- **Provided records**:
----------------
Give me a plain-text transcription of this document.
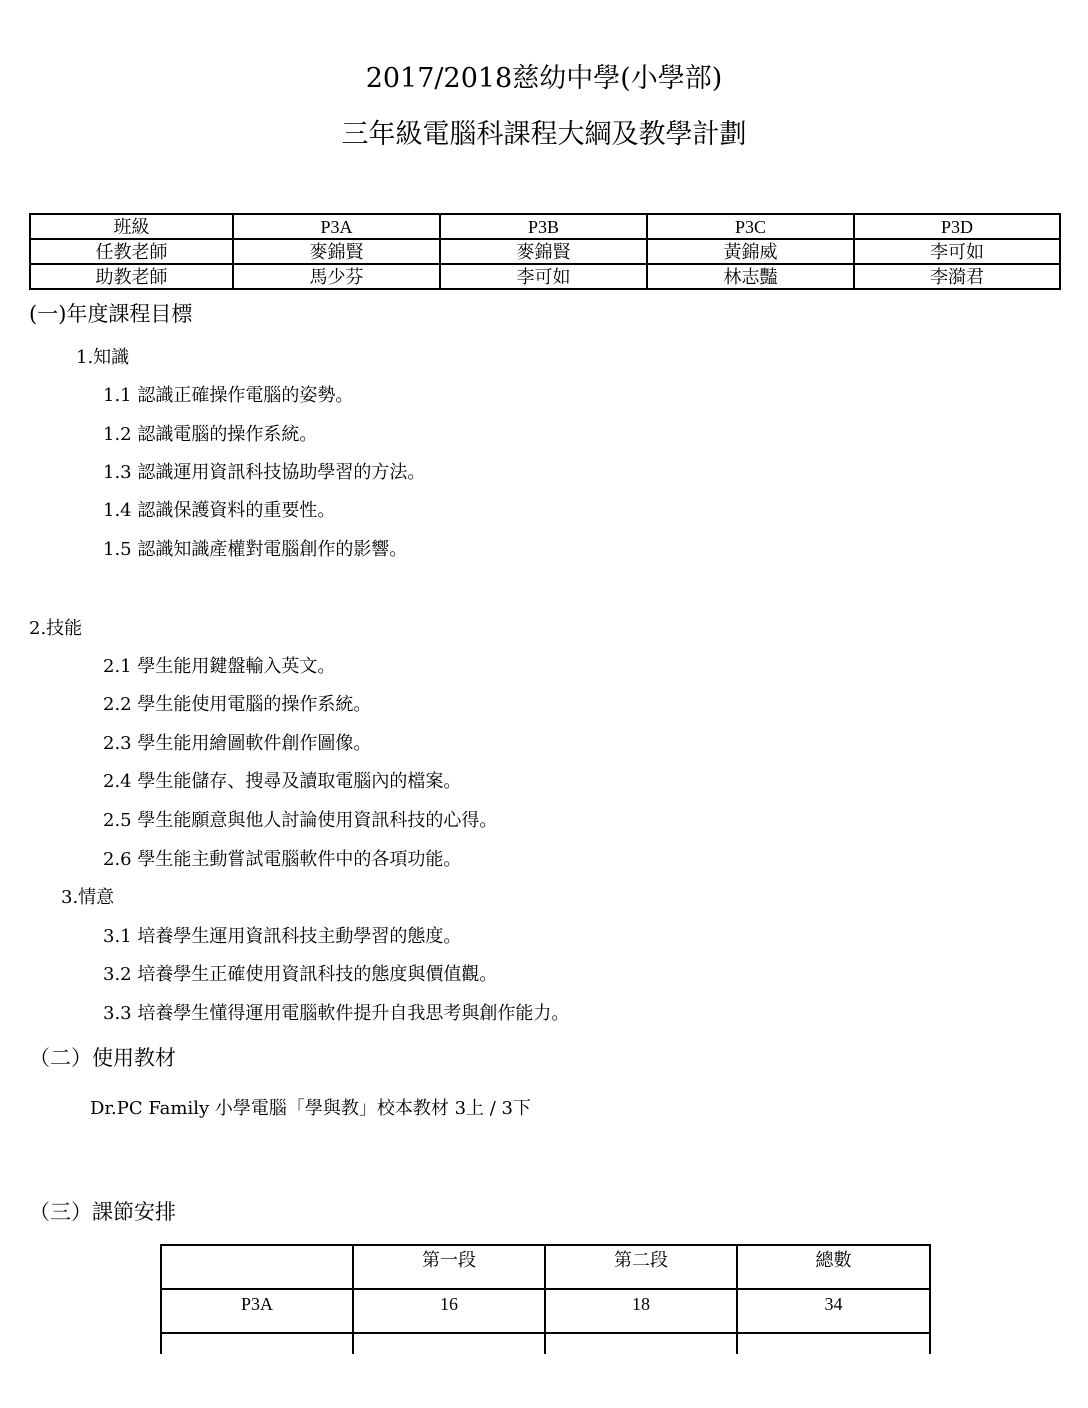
2017/2018慈幼中學(小學部)
三年級電腦科課程大綱及教學計劃
班級	P3A	P3B	P3C	P3D
任教老師	麥錦賢	麥錦賢	黃錦威	李可如
助教老師	馬少芬	李可如	林志豔	李漪君
(一)年度課程目標
1.知識
1.1 認識正確操作電腦的姿勢。
1.2 認識電腦的操作系統。
1.3 認識運用資訊科技協助學習的方法。
1.4 認識保護資料的重要性。
1.5 認識知識產權對電腦創作的影響。
2.技能
2.1 學生能用鍵盤輸入英文。
2.2 學生能使用電腦的操作系統。
2.3 學生能用繪圖軟件創作圖像。
2.4 學生能儲存、搜尋及讀取電腦內的檔案。
2.5 學生能願意與他人討論使用資訊科技的心得。
2.6 學生能主動嘗試電腦軟件中的各項功能。
3.情意
3.1 培養學生運用資訊科技主動學習的態度。
3.2 培養學生正確使用資訊科技的態度與價值觀。
3.3 培養學生懂得運用電腦軟件提升自我思考與創作能力。
（二）使用教材
Dr.PC Family 小學電腦「學與教」校本教材 3上 / 3下
（三）課節安排
	第一段	第二段	總數
P3A	16	18	34
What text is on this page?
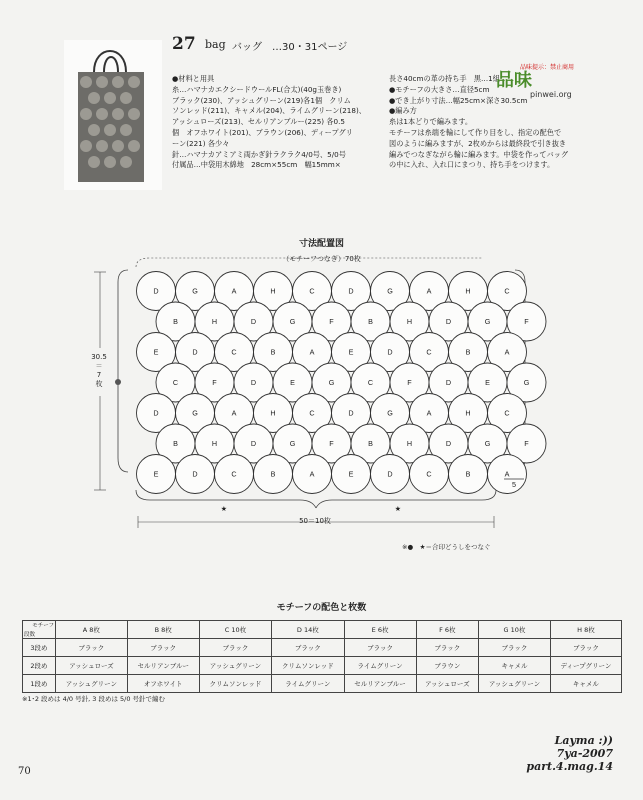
27 bag バッグ　…30・31ページ
●材料と用具
糸…ハマナカエクシードウールFL(合太)(40g玉巻き)
ブラック(230)、アッシュグリーン(219)各1個　クリム
ソンレッド(211)、キャメル(204)、ライムグリーン(218)、
アッシュローズ(213)、セルリアンブルー(225) 各0.5
個　オフホワイト(201)、ブラウン(206)、ディープグリ
ーン(221) 各少々
針…ハマナカアミアミ両かぎ針ラクラク4/0号、5/0号
付属品…中袋用木綿地　28cm×55cm　幅15mm×
長さ40cmの革の持ち手　黒…1組
●モチーフの大きさ…直径5cm
●でき上がり寸法…幅25cm×深さ30.5cm
●編み方
糸は1本どりで編みます。
モチーフは糸端を輪にして作り目をし、指定の配色で
図のように編みますが、2枚めからは最終段で引き抜き
編みでつなぎながら輪に編みます。中袋を作ってバッグ
の中に入れ、入れ口にまつり、持ち手をつけます。
品味
品味提示：禁止商用
pinwei.org
寸法配置図
（モチーフつなぎ）70枚
★	★
D	G	A	H	C	D	G	A	H	C
B	H	D	G	F	B	H	D	G	F
E	D	C	B	A	E	D	C	B	A
C	F	D	E	G	C	F	D	E	G
D	G	A	H	C	D	G	A	H	C
B	H	D	G	F	B	H	D	G	F
E	D	C	B	A	E	D	C	B	A
5
30.5
＝
7
枚
50＝10枚
※●　★＝合印どうしをつなぐ
モチーフの配色と枚数
モチーフ
段数	A 8枚	B 8枚	C 10枚	D 14枚	E 6枚	F 6枚	G 10枚	H 8枚
3段め	ブラック	ブラック	ブラック	ブラック	ブラック	ブラック	ブラック	ブラック
2段め	アッシュローズ	セルリアンブルー	アッシュグリーン	クリムソンレッド	ライムグリーン	ブラウン	キャメル	ディープグリーン
1段め	アッシュグリーン	オフホワイト	クリムソンレッド	ライムグリーン	セルリアンブルー	アッシュローズ	アッシュグリーン	キャメル
※1･2 段めは 4/0 号針, 3 段めは 5/0 号針で編む
Layma :))
7ya-2007
part.4.mag.14
70
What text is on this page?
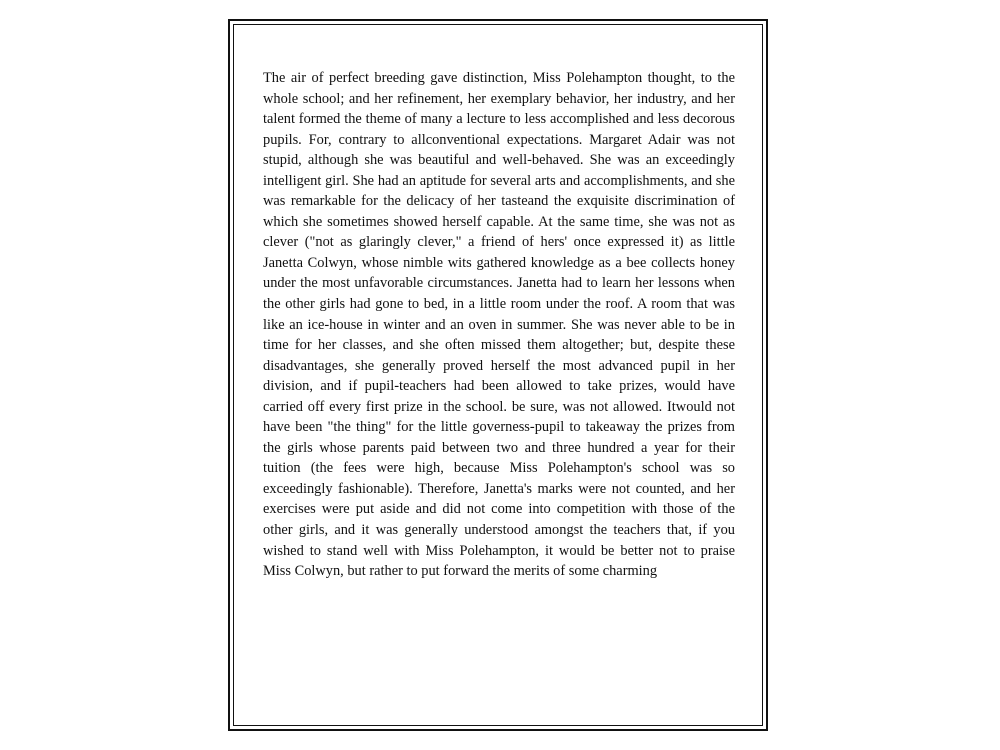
The air of perfect breeding gave distinction, Miss Polehampton thought, to the whole school; and her refinement, her exemplary behavior, her industry, and her talent formed the theme of many a lecture to less accomplished and less decorous pupils. For, contrary to allconventional expectations. Margaret Adair was not stupid, although she was beautiful and well-behaved. She was an exceedingly intelligent girl. She had an aptitude for several arts and accomplishments, and she was remarkable for the delicacy of her tasteand the exquisite discrimination of which she sometimes showed herself capable. At the same time, she was not as clever ("not as glaringly clever," a friend of hers' once expressed it) as little Janetta Colwyn, whose nimble wits gathered knowledge as a bee collects honey under the most unfavorable circumstances. Janetta had to learn her lessons when the other girls had gone to bed, in a little room under the roof. A room that was like an ice-house in winter and an oven in summer. She was never able to be in time for her classes, and she often missed them altogether; but, despite these disadvantages, she generally proved herself the most advanced pupil in her division, and if pupil-teachers had been allowed to take prizes, would have carried off every first prize in the school. be sure, was not allowed. Itwould not have been "the thing" for the little governess-pupil to takeaway the prizes from the girls whose parents paid between two and three hundred a year for their tuition (the fees were high, because Miss Polehampton's school was so exceedingly fashionable). Therefore, Janetta's marks were not counted, and her exercises were put aside and did not come into competition with those of the other girls, and it was generally understood amongst the teachers that, if you wished to stand well with Miss Polehampton, it would be better not to praise Miss Colwyn, but rather to put forward the merits of some charming
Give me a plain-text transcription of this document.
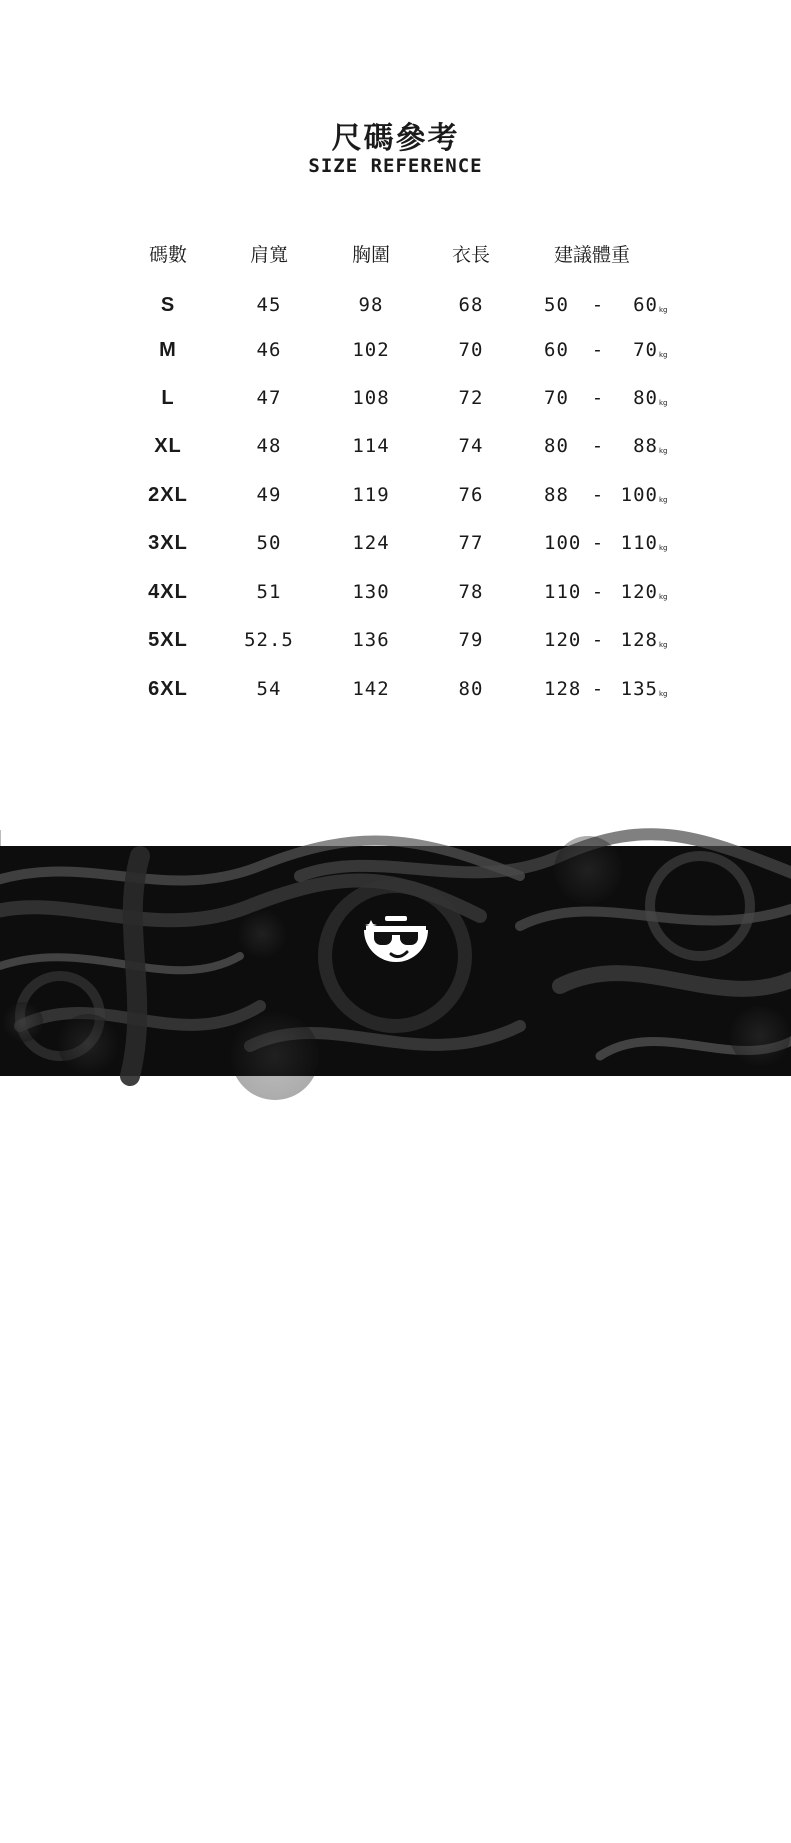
尺碼參考
SIZE REFERENCE
碼數	肩寬	胸圍	衣長	建議體重
S	45	98	68	50 - 60kg
M	46	102	70	60 - 70kg
L	47	108	72	70 - 80kg
XL	48	114	74	80 - 88kg
2XL	49	119	76	88 - 100kg
3XL	50	124	77	100 - 110kg
4XL	51	130	78	110 - 120kg
5XL	52.5	136	79	120 - 128kg
6XL	54	142	80	128 - 135kg
KERWATS®
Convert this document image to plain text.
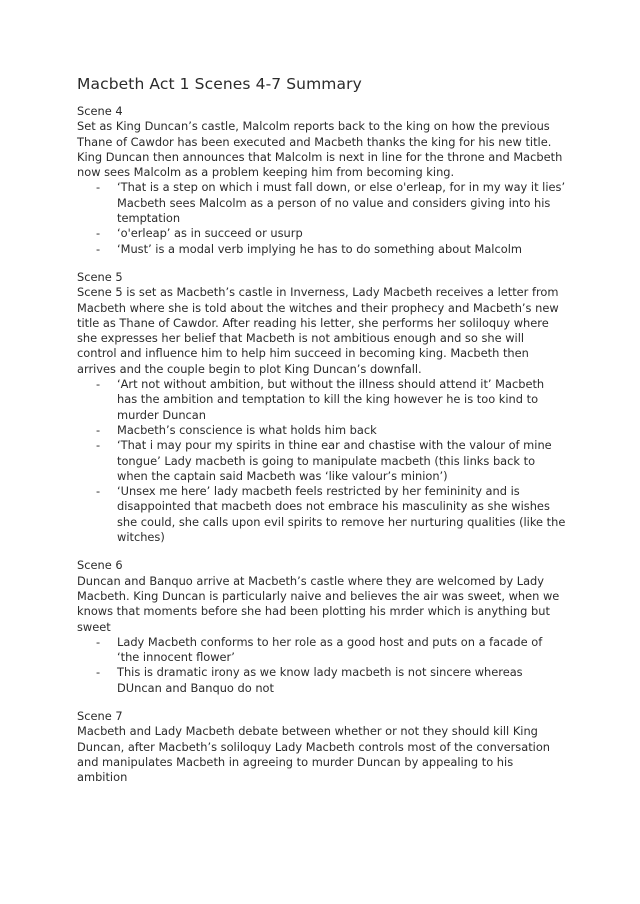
Macbeth Act 1 Scenes 4-7 Summary

Scene 4

Set as King Duncan’s castle, Malcolm reports back to the king on how the previous Thane of Cawdor has been executed and Macbeth thanks the king for his new title. King Duncan then announces that Malcolm is next in line for the throne and Macbeth now sees Malcolm as a problem keeping him from becoming king.

- ‘That is a step on which i must fall down, or else o'erleap, for in my way it lies’ Macbeth sees Malcolm as a person of no value and considers giving into his temptation
- ‘o'erleap’ as in succeed or usurp
- ‘Must’ is a modal verb implying he has to do something about Malcolm

Scene 5

Scene 5 is set as Macbeth’s castle in Inverness, Lady Macbeth receives a letter from Macbeth where she is told about the witches and their prophecy and Macbeth’s new title as Thane of Cawdor. After reading his letter, she performs her soliloquy where she expresses her belief that Macbeth is not ambitious enough and so she will control and influence him to help him succeed in becoming king. Macbeth then arrives and the couple begin to plot King Duncan’s downfall.

- ‘Art not without ambition, but without the illness should attend it’ Macbeth has the ambition and temptation to kill the king however he is too kind to murder Duncan
- Macbeth’s conscience is what holds him back
- ‘That i may pour my spirits in thine ear and chastise with the valour of mine tongue’ Lady macbeth is going to manipulate macbeth (this links back to when the captain said Macbeth was ‘like valour’s minion’)
- ‘Unsex me here’ lady macbeth feels restricted by her femininity and is disappointed that macbeth does not embrace his masculinity as she wishes she could, she calls upon evil spirits to remove her nurturing qualities (like the witches)

Scene 6

Duncan and Banquo arrive at Macbeth’s castle where they are welcomed by Lady Macbeth. King Duncan is particularly naive and believes the air was sweet, when we knows that moments before she had been plotting his mrder which is anything but sweet

- Lady Macbeth conforms to her role as a good host and puts on a facade of ‘the innocent flower’
- This is dramatic irony as we know lady macbeth is not sincere whereas DUncan and Banquo do not

Scene 7

Macbeth and Lady Macbeth debate between whether or not they should kill King Duncan, after Macbeth’s soliloquy Lady Macbeth controls most of the conversation and manipulates Macbeth in agreeing to murder Duncan by appealing to his ambition
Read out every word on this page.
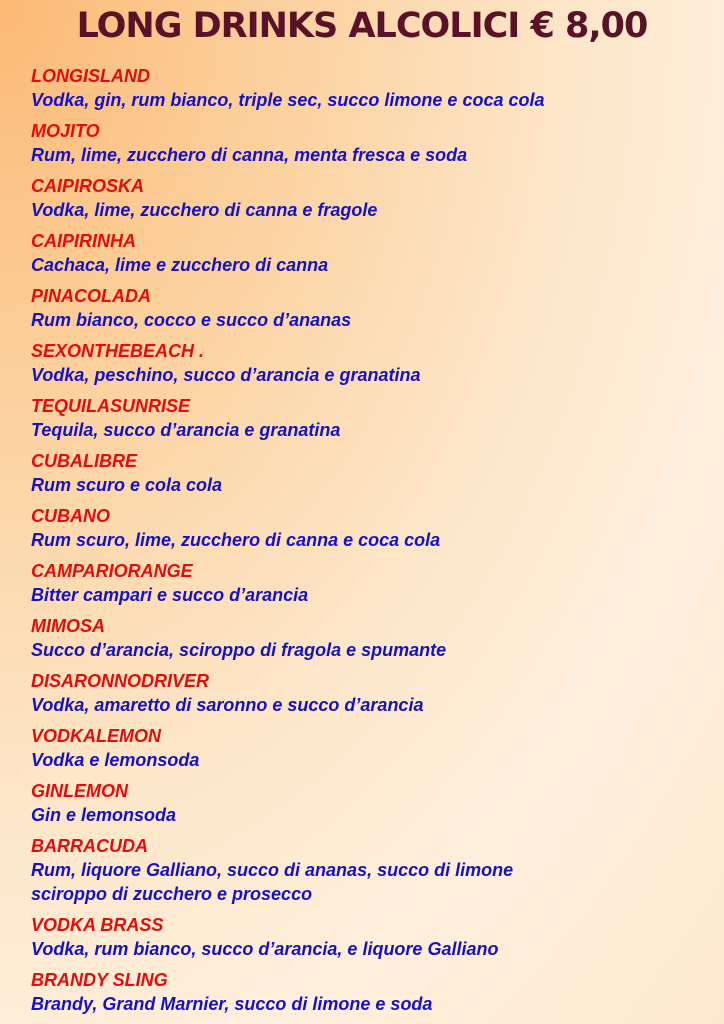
LONG DRINKS ALCOLICI € 8,00
LONGISLAND
Vodka, gin, rum bianco, triple sec, succo limone e coca cola
MOJITO
Rum, lime, zucchero di canna, menta fresca e soda
CAIPIROSKA
Vodka, lime, zucchero di canna e fragole
CAIPIRINHA
Cachaca, lime e zucchero di canna
PINACOLADA
Rum bianco, cocco e succo d’ananas
SEXONTHEBEACH .
Vodka, peschino, succo d’arancia e granatina
TEQUILASUNRISE
Tequila, succo d’arancia e granatina
CUBALIBRE
Rum scuro e cola cola
CUBANO
Rum scuro, lime, zucchero di canna e coca cola
CAMPARIORANGE
Bitter campari e succo d’arancia
MIMOSA
Succo d’arancia, sciroppo di fragola e spumante
DISARONNODRIVER
Vodka, amaretto di saronno e succo d’arancia
VODKALEMON
Vodka e lemonsoda
GINLEMON
Gin e lemonsoda
BARRACUDA
Rum, liquore Galliano, succo di ananas, succo di limone
sciroppo di zucchero e prosecco
VODKA BRASS
Vodka, rum bianco, succo d’arancia, e liquore Galliano
BRANDY SLING
Brandy, Grand Marnier, succo di limone e soda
----------------
- **What you will do**: Return only the number of lines in the data above that include the word "temptation".

- **Response to this exercise**: 2